**REQUEST**
Identify the lines holding "cuesta" and copy them.

**MATERIAL FOR THIS TASK**
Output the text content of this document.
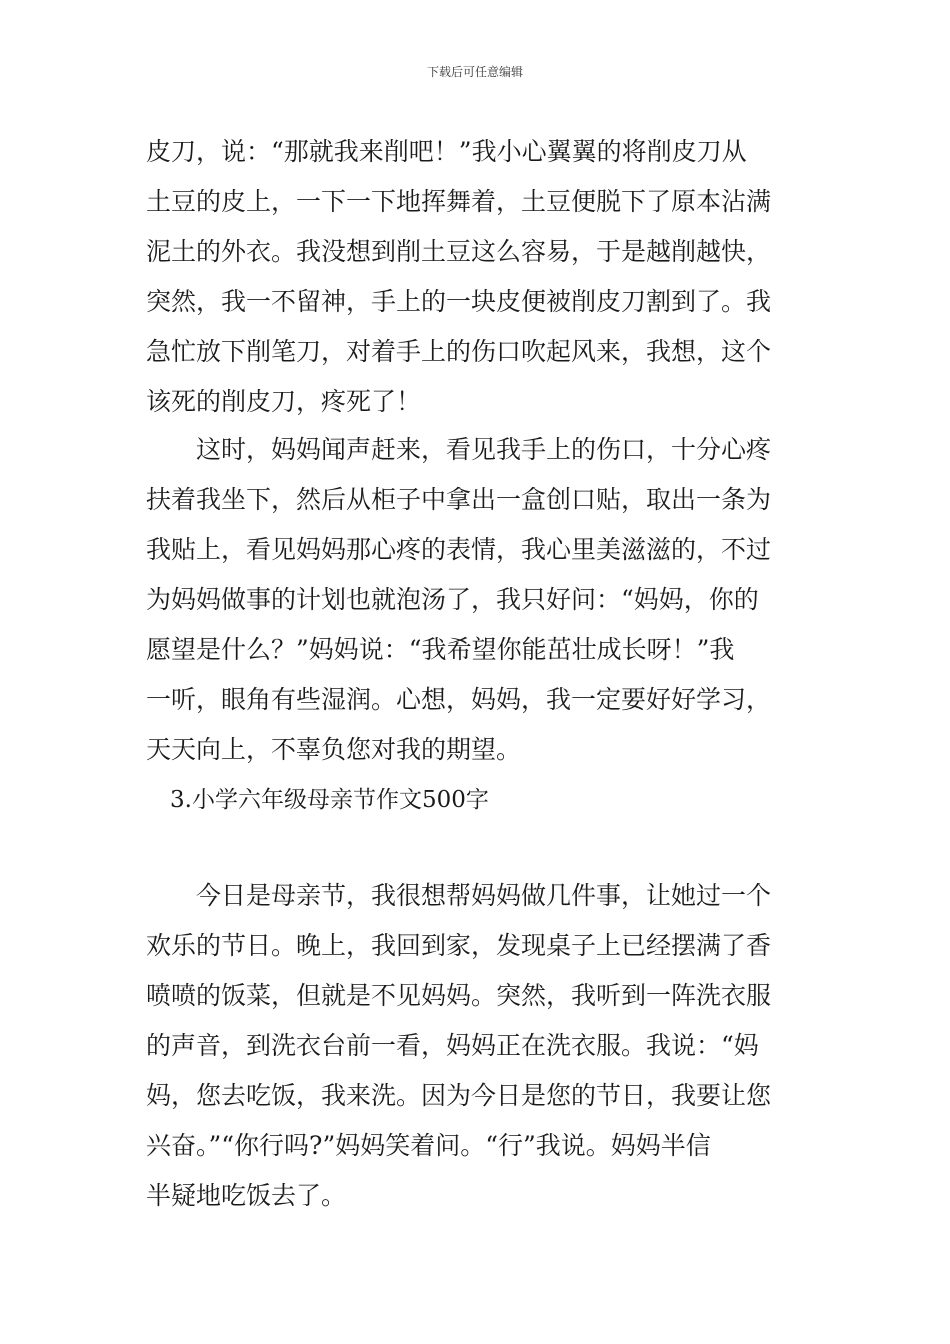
下载后可任意编辑
皮刀，说：“那就我来削吧！”我小心翼翼的将削皮刀从
土豆的皮上，一下一下地挥舞着，土豆便脱下了原本沾满
泥土的外衣。我没想到削土豆这么容易，于是越削越快，
突然，我一不留神，手上的一块皮便被削皮刀割到了。我
急忙放下削笔刀，对着手上的伤口吹起风来，我想，这个
该死的削皮刀，疼死了！
这时，妈妈闻声赶来，看见我手上的伤口，十分心疼
扶着我坐下，然后从柜子中拿出一盒创口贴，取出一条为
我贴上，看见妈妈那心疼的表情，我心里美滋滋的，不过
为妈妈做事的计划也就泡汤了，我只好问：“妈妈，你的
愿望是什么？”妈妈说：“我希望你能茁壮成长呀！”我
一听，眼角有些湿润。心想，妈妈，我一定要好好学习，
天天向上，不辜负您对我的期望。
3.小学六年级母亲节作文500字
今日是母亲节，我很想帮妈妈做几件事，让她过一个
欢乐的节日。晚上，我回到家，发现桌子上已经摆满了香
喷喷的饭菜，但就是不见妈妈。突然，我听到一阵洗衣服
的声音，到洗衣台前一看，妈妈正在洗衣服。我说：“妈
妈，您去吃饭，我来洗。因为今日是您的节日，我要让您
兴奋。”“你行吗?”妈妈笑着问。“行”我说。妈妈半信
半疑地吃饭去了。
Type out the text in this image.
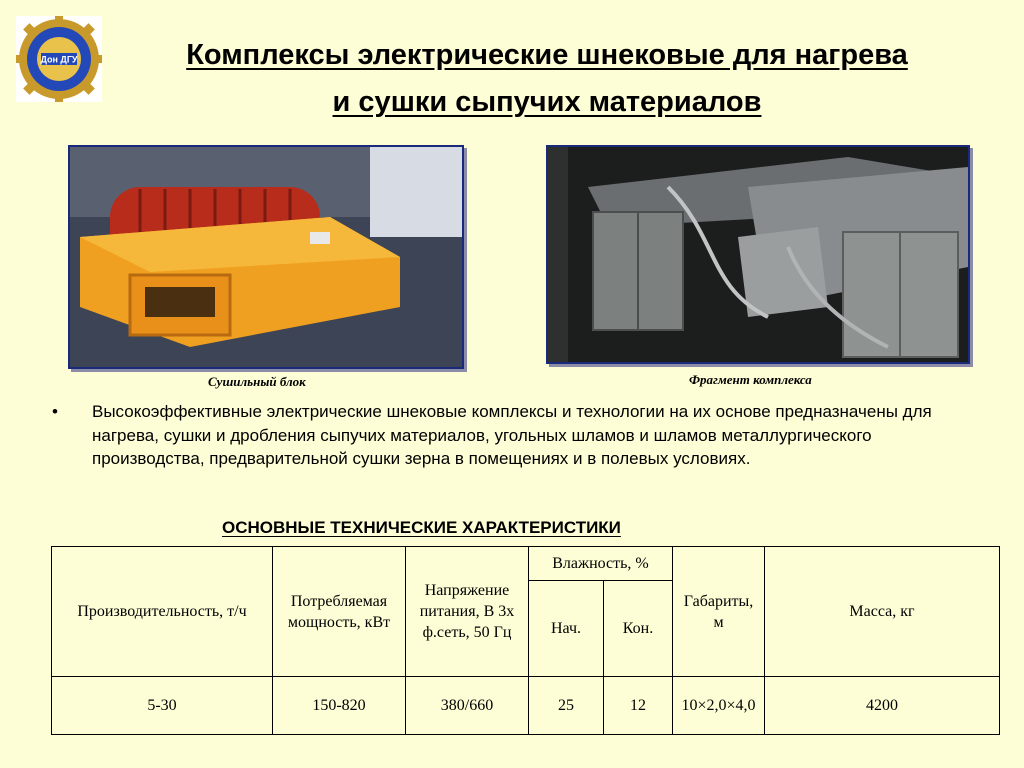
Дон ДГУ	Комплексы электрические шнековые для нагрева
и сушки сыпучих материалов
Сушильный блок	Фрагмент комплекса
•	Высокоэффективные электрические шнековые комплексы и технологии на их основе предназначены для нагрева, сушки и дробления сыпучих материалов, угольных шламов и шламов металлургического производства, предварительной сушки зерна в помещениях и в полевых условиях.
ОСНОВНЫЕ ТЕХНИЧЕСКИЕ ХАРАКТЕРИСТИКИ
Производительность, т/ч	Потребляемая мощность, кВт	Напряжение питания, В 3х ф.сеть, 50 Гц	Влажность, %		Габариты, м	Масса, кг
			Нач.	Кон.		
5-30	150-820	380/660	25	12	10×2,0×4,0	4200
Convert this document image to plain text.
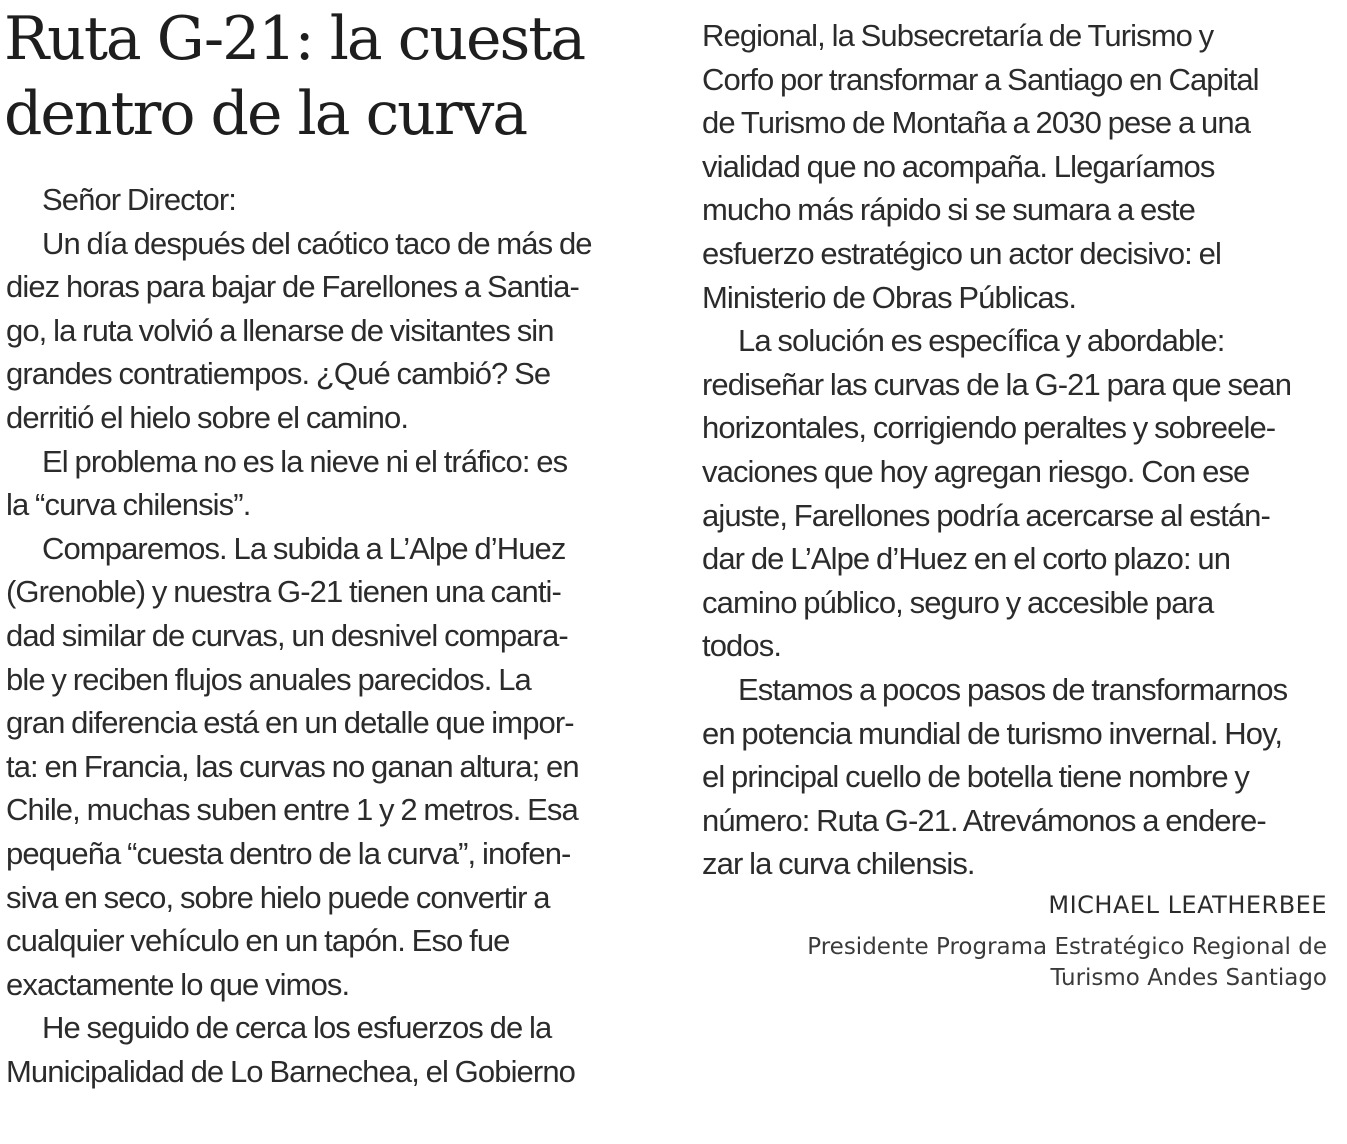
Ruta G-21: la cuesta
dentro de la curva
Señor Director:
Un día después del caótico taco de más de
diez horas para bajar de Farellones a Santia-
go, la ruta volvió a llenarse de visitantes sin
grandes contratiempos. ¿Qué cambió? Se
derritió el hielo sobre el camino.
El problema no es la nieve ni el tráfico: es
la “curva chilensis”.
Comparemos. La subida a L’Alpe d’Huez
(Grenoble) y nuestra G-21 tienen una canti-
dad similar de curvas, un desnivel compara-
ble y reciben flujos anuales parecidos. La
gran diferencia está en un detalle que impor-
ta: en Francia, las curvas no ganan altura; en
Chile, muchas suben entre 1 y 2 metros. Esa
pequeña “cuesta dentro de la curva”, inofen-
siva en seco, sobre hielo puede convertir a
cualquier vehículo en un tapón. Eso fue
exactamente lo que vimos.
He seguido de cerca los esfuerzos de la
Municipalidad de Lo Barnechea, el Gobierno
Regional, la Subsecretaría de Turismo y
Corfo por transformar a Santiago en Capital
de Turismo de Montaña a 2030 pese a una
vialidad que no acompaña. Llegaríamos
mucho más rápido si se sumara a este
esfuerzo estratégico un actor decisivo: el
Ministerio de Obras Públicas.
La solución es específica y abordable:
rediseñar las curvas de la G-21 para que sean
horizontales, corrigiendo peraltes y sobreele-
vaciones que hoy agregan riesgo. Con ese
ajuste, Farellones podría acercarse al están-
dar de L’Alpe d’Huez en el corto plazo: un
camino público, seguro y accesible para
todos.
Estamos a pocos pasos de transformarnos
en potencia mundial de turismo invernal. Hoy,
el principal cuello de botella tiene nombre y
número: Ruta G-21. Atrevámonos a endere-
zar la curva chilensis.
MICHAEL LEATHERBEE
Presidente Programa Estratégico Regional de
Turismo Andes Santiago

**OUTPUT BELOW**
Ruta G-21: la cuesta
pequeña “cuesta dentro de la curva”, inofen-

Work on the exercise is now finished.